**EXERCISE INSTRUCTIONS:** Using the entries below, restate word for word only the lines from the one with "Output the text content of this document." to the final line, leaving the pictures out.

====== TASK DATA

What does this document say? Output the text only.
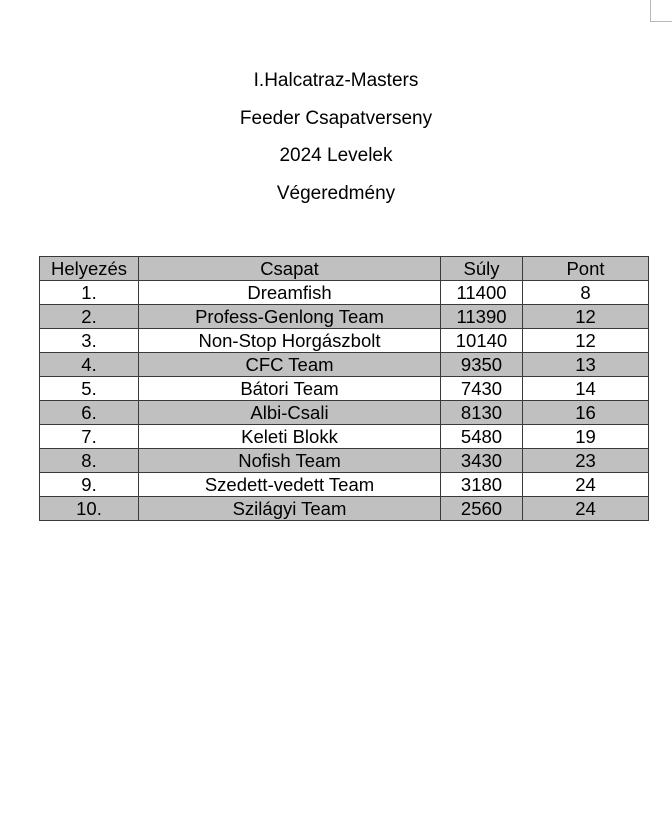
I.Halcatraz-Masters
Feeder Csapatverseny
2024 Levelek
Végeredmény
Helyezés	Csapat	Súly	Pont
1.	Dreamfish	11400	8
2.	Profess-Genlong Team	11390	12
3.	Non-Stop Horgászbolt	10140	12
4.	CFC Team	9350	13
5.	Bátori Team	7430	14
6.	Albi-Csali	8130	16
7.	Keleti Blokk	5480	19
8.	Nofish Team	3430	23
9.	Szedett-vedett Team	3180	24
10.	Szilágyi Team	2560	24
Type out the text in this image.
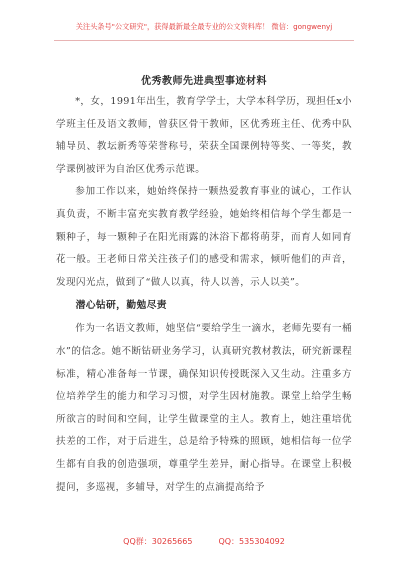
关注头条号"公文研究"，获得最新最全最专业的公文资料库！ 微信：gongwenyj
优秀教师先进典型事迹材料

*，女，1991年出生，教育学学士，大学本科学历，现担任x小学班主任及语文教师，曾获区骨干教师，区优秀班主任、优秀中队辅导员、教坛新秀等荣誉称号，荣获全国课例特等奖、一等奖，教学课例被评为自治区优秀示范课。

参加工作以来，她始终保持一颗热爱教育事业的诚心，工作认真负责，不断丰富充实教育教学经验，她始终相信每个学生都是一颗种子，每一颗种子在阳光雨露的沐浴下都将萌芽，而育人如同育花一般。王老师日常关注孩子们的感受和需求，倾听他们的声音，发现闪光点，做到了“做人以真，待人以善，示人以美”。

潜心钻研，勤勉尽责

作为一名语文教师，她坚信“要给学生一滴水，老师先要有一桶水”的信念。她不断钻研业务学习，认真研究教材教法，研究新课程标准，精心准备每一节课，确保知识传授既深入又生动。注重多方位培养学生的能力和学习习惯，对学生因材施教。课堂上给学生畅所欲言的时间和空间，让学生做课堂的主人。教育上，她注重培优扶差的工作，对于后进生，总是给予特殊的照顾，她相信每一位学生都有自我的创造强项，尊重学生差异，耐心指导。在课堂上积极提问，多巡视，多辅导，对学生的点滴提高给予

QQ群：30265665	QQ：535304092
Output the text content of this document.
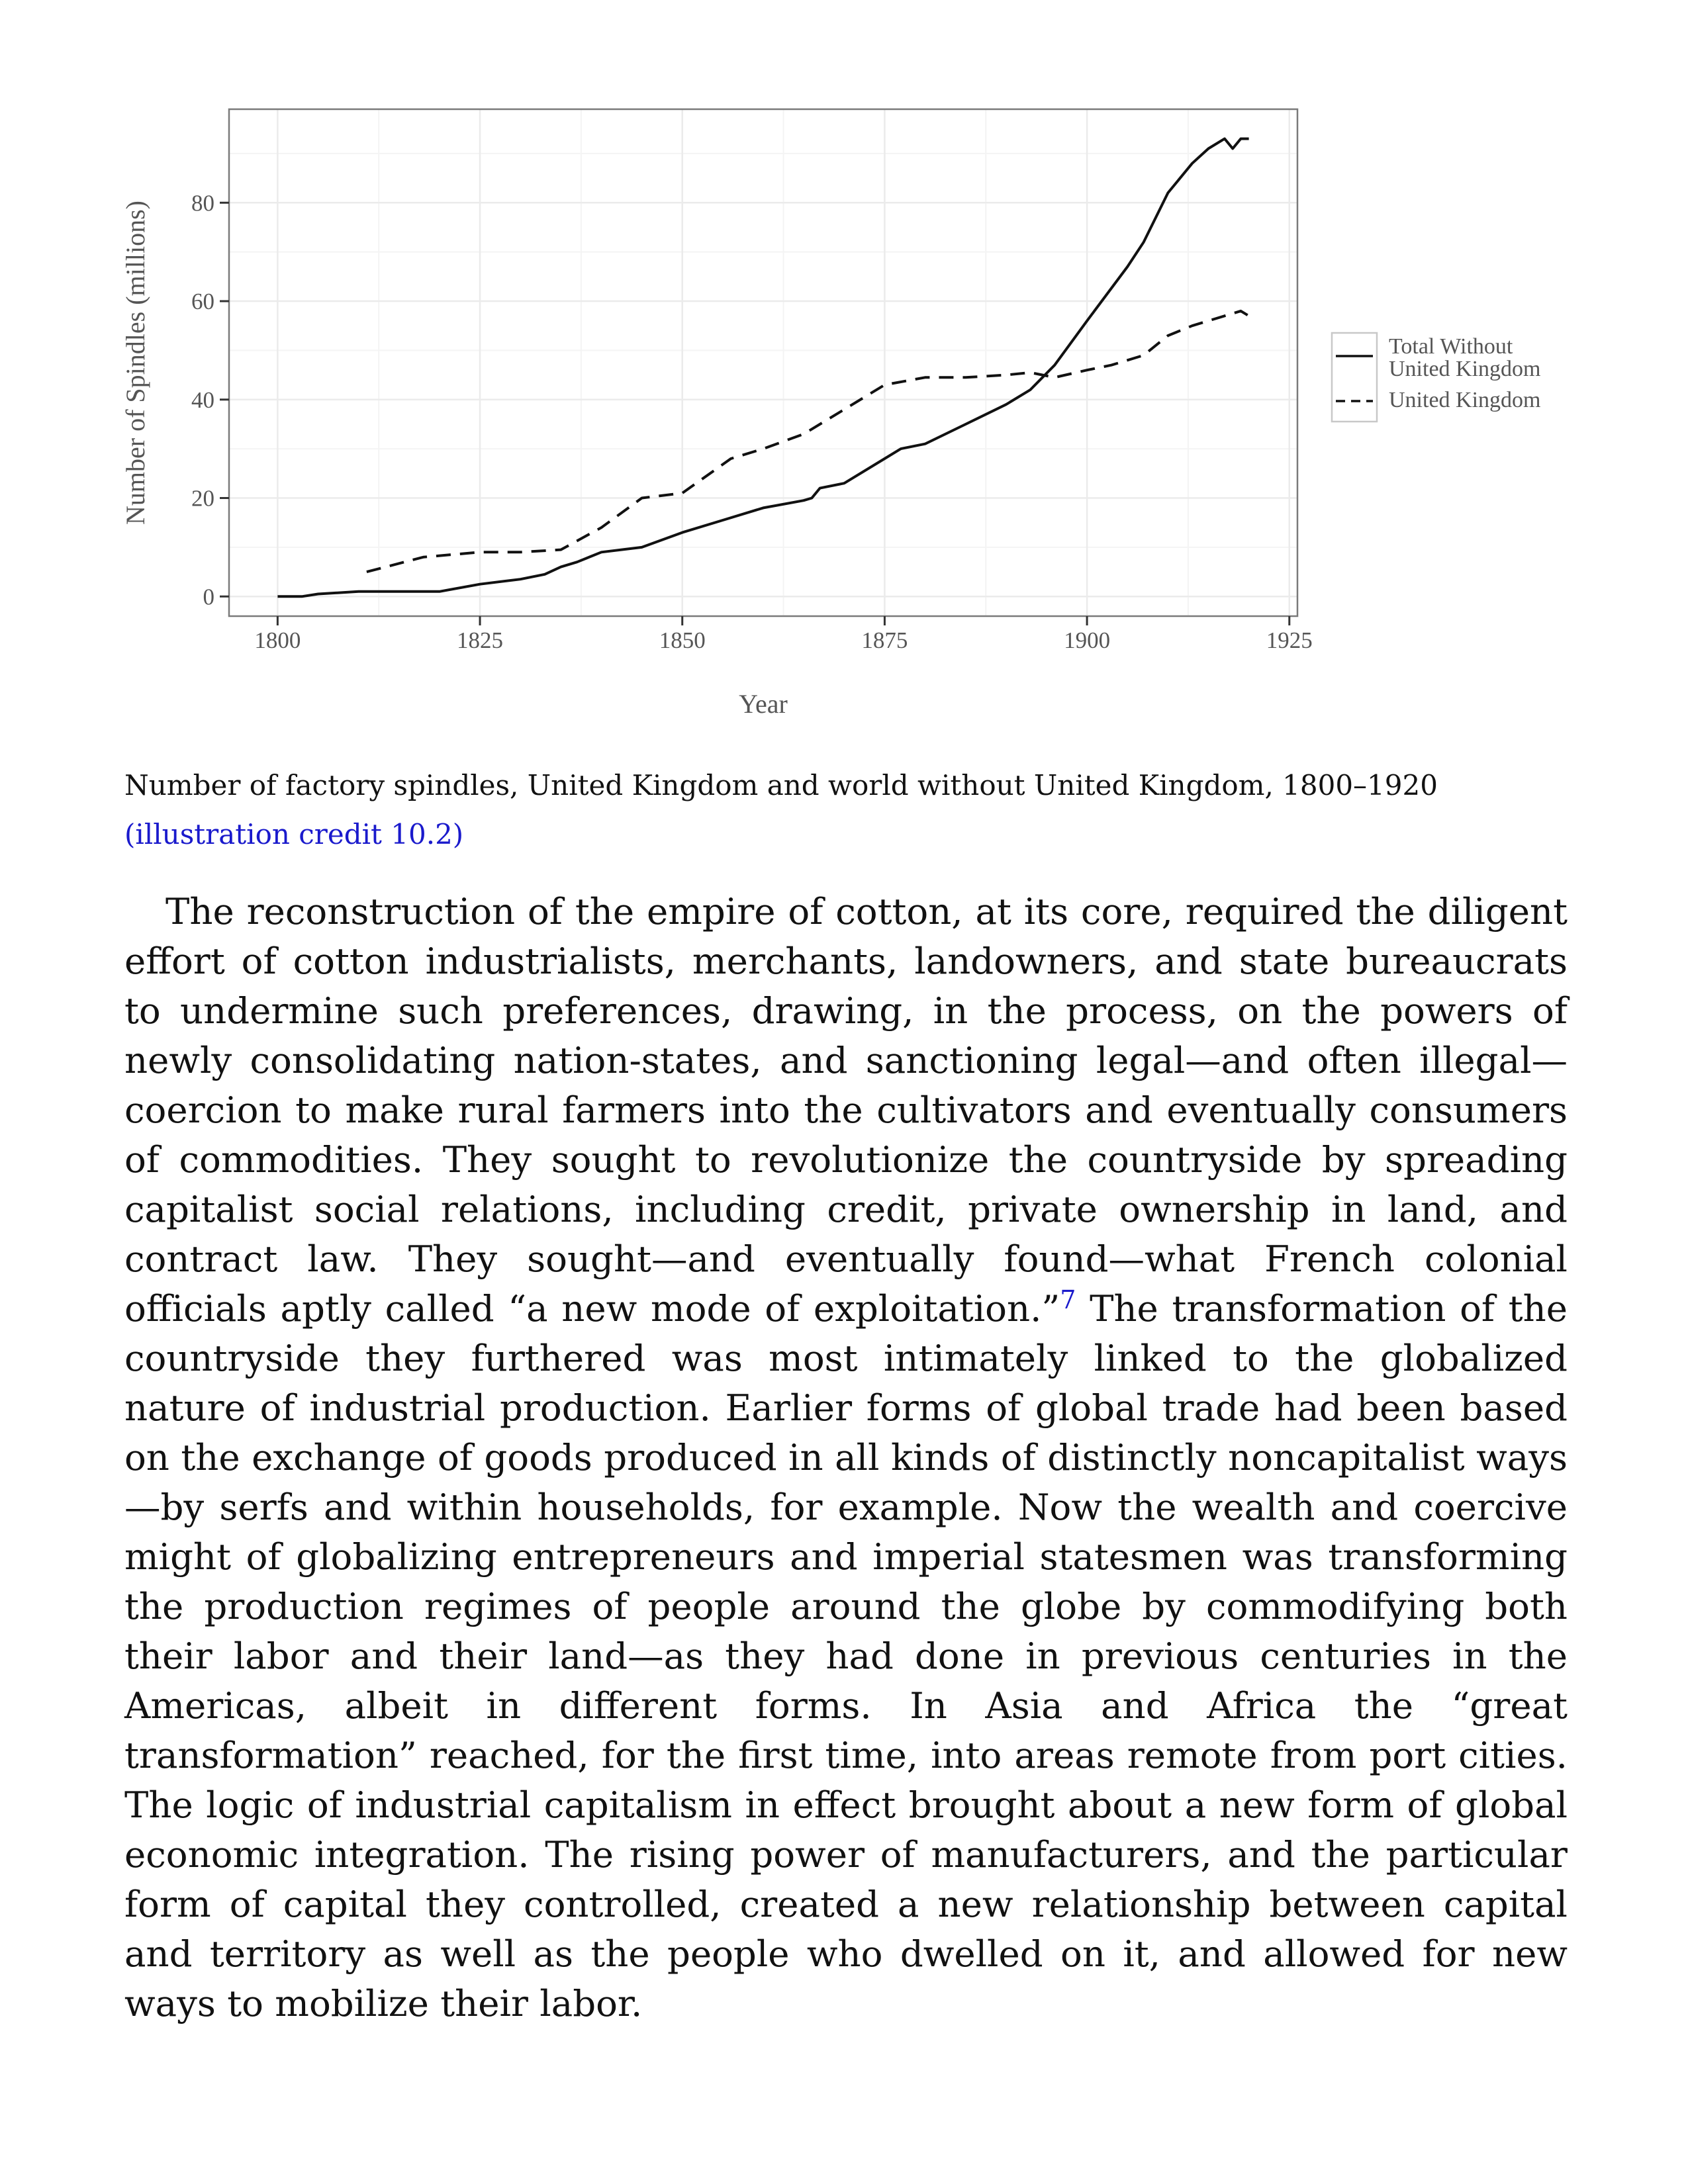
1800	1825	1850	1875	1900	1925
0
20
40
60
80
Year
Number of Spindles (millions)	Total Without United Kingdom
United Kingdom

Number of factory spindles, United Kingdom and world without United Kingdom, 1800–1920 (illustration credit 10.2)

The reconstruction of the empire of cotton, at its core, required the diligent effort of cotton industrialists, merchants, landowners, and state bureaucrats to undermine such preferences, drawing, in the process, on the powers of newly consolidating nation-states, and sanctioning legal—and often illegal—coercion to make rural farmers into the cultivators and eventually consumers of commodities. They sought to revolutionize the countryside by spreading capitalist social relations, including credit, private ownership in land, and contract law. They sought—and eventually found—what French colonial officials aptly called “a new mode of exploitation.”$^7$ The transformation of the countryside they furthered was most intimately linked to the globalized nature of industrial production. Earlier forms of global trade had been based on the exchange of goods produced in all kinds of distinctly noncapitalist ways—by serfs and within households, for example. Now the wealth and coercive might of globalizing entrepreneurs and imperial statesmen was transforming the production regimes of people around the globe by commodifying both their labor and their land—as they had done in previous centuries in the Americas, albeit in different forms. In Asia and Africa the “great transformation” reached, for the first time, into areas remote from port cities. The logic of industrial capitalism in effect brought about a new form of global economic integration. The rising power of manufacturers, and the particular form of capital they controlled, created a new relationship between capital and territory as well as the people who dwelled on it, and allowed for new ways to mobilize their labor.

============

**EXERCISE RESPONSE:**
Output the text content of this document.
1800	1825	1850	1875	1900	1925
0
20
40
60
80
Year
Number of Spindles (millions)	Total Without United Kingdom
United Kingdom

Number of factory spindles, United Kingdom and world without United Kingdom, 1800–1920 (illustration credit 10.2)

The reconstruction of the empire of cotton, at its core, required the diligent effort of cotton industrialists, merchants, landowners, and state bureaucrats to undermine such preferences, drawing, in the process, on the powers of newly consolidating nation-states, and sanctioning legal—and often illegal—coercion to make rural farmers into the cultivators and eventually consumers of commodities. They sought to revolutionize the countryside by spreading capitalist social relations, including credit, private ownership in land, and contract law. They sought—and eventually found—what French colonial officials aptly called “a new mode of exploitation.”$^7$ The transformation of the countryside they furthered was most intimately linked to the globalized nature of industrial production. Earlier forms of global trade had been based on the exchange of goods produced in all kinds of distinctly noncapitalist ways—by serfs and within households, for example. Now the wealth and coercive might of globalizing entrepreneurs and imperial statesmen was transforming the production regimes of people around the globe by commodifying both their labor and their land—as they had done in previous centuries in the Americas, albeit in different forms. In Asia and Africa the “great transformation” reached, for the first time, into areas remote from port cities. The logic of industrial capitalism in effect brought about a new form of global economic integration. The rising power of manufacturers, and the particular form of capital they controlled, created a new relationship between capital and territory as well as the people who dwelled on it, and allowed for new ways to mobilize their labor.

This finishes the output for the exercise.